_Your instructions_
Collect each line of the entries that holds the string "text".

## START Source records

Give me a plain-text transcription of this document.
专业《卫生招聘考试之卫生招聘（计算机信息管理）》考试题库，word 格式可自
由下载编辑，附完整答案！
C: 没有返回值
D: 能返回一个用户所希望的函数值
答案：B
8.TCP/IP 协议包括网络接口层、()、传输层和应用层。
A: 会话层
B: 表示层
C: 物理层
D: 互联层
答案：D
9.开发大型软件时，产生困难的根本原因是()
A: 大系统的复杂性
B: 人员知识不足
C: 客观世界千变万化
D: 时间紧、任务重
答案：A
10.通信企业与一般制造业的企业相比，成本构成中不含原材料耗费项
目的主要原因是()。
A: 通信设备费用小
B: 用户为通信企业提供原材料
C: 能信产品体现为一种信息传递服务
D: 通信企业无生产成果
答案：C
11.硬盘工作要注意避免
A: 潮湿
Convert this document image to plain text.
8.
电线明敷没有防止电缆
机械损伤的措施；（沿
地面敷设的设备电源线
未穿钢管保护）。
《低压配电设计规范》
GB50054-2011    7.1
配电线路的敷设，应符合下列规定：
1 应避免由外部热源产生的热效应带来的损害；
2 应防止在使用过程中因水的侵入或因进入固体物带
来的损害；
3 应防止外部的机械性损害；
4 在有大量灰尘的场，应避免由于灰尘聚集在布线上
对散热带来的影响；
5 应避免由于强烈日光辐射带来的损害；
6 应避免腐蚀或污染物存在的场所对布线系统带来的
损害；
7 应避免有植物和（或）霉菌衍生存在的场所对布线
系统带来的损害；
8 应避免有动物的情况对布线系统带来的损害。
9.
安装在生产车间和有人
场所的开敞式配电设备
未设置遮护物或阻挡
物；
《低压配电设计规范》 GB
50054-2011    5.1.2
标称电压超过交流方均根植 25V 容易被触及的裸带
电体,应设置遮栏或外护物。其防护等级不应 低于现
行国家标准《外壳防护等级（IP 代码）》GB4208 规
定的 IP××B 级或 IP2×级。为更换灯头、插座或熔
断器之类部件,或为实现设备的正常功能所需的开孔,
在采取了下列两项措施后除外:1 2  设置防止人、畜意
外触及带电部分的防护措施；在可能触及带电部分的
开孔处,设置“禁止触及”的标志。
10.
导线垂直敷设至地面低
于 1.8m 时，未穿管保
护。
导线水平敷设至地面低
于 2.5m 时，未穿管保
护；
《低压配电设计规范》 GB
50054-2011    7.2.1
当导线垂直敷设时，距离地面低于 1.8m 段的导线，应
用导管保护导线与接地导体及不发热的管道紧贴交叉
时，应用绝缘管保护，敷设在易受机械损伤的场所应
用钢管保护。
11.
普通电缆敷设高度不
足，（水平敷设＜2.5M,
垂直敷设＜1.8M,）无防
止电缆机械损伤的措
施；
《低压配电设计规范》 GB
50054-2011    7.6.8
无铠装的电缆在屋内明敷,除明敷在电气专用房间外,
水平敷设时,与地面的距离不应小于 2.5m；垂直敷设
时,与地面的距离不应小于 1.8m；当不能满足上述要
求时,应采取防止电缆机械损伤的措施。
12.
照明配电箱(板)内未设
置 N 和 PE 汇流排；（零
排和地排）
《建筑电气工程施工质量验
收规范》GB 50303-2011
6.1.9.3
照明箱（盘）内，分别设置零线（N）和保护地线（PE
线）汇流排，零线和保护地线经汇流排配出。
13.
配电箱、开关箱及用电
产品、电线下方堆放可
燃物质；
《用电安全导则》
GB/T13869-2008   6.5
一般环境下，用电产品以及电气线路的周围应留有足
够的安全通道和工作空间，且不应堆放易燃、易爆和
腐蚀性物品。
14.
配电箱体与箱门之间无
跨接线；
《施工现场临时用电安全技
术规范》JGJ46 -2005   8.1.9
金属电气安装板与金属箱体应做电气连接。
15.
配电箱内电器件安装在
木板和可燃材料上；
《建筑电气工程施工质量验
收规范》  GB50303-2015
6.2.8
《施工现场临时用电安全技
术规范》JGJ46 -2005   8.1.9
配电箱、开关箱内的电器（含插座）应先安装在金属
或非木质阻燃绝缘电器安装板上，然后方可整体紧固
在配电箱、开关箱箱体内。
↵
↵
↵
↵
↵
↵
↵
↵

## END Source records

_Response_
Give me a plain-text transcription of this document.
Convert this document image to plain text.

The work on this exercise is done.